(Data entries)
_ _ _ _ _ _ _

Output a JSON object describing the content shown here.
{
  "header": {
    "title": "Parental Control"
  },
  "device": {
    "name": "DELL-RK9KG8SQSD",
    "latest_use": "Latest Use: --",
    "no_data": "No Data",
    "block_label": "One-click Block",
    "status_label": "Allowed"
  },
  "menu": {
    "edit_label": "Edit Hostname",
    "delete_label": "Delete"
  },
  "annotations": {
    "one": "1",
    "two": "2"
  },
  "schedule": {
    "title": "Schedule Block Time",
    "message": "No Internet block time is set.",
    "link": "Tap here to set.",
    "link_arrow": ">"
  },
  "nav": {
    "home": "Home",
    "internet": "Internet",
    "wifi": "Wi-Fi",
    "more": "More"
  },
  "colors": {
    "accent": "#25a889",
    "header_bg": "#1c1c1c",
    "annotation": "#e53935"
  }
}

_ _ _ _ _ _ _

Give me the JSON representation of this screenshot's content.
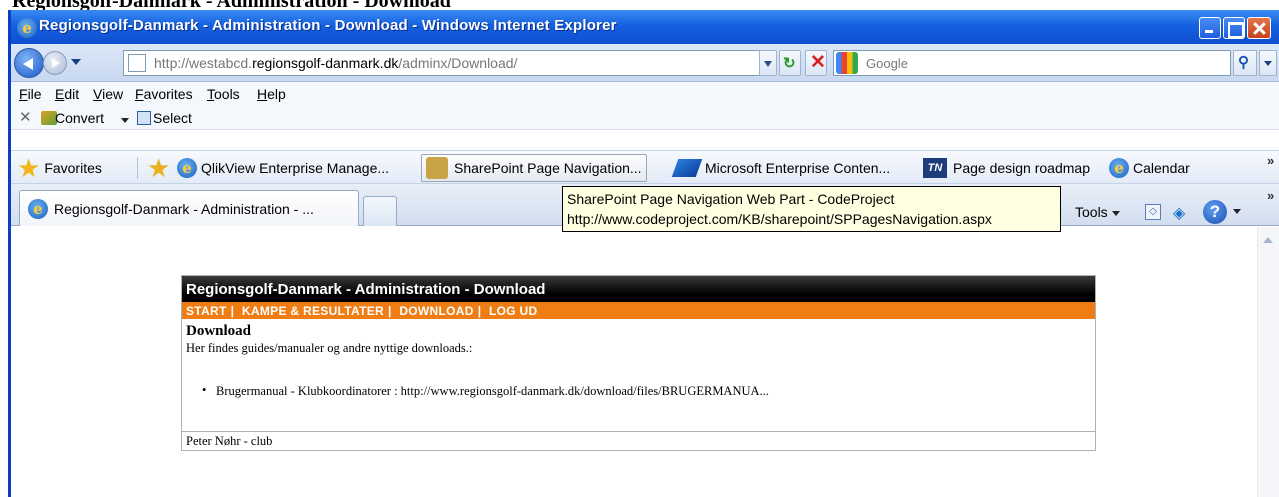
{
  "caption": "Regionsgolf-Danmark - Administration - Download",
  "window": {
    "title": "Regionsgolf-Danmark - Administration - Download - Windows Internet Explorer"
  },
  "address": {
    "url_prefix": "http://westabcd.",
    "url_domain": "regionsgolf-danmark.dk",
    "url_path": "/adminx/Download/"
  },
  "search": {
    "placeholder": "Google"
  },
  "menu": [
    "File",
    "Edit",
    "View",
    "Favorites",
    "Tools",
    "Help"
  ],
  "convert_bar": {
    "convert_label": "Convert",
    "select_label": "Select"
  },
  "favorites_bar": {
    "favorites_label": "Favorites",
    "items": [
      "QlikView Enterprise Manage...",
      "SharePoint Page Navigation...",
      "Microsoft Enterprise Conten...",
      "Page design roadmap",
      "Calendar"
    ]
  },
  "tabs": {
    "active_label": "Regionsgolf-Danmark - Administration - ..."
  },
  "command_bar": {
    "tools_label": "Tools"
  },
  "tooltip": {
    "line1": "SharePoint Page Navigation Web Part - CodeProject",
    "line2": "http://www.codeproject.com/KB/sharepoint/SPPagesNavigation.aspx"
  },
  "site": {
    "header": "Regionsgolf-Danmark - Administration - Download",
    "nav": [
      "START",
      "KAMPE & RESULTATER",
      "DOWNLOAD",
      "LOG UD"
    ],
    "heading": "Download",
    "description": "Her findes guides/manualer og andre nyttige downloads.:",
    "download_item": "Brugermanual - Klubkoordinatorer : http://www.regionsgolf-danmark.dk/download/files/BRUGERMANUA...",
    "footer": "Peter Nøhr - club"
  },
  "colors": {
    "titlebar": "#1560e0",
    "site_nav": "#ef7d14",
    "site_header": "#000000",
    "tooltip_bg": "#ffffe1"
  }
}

_ _ _ _ _ _ _

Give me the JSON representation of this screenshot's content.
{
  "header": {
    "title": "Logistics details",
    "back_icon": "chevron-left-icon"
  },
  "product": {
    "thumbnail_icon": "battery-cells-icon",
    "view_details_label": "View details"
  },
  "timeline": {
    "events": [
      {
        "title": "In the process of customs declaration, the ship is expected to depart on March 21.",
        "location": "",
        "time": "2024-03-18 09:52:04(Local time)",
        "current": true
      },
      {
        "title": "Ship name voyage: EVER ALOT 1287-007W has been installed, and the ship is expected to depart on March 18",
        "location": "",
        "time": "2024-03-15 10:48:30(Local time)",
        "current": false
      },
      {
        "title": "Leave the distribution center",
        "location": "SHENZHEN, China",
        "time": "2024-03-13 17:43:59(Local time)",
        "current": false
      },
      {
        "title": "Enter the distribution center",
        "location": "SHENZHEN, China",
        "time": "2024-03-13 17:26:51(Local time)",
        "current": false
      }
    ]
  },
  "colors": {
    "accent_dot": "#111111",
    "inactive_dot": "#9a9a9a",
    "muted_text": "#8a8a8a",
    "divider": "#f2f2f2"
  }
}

_ _ _ _ _ _ _

Task to carry out >>
Display every line of the listing that contains the string "Administration".

Solution to this problem >>
  "caption": "Regionsgolf-Danmark - Administration - Download",
    "title": "Regionsgolf-Danmark - Administration - Download - Windows Internet Explorer"
    "active_label": "Regionsgolf-Danmark - Administration - ..."
    "header": "Regionsgolf-Danmark - Administration - Download",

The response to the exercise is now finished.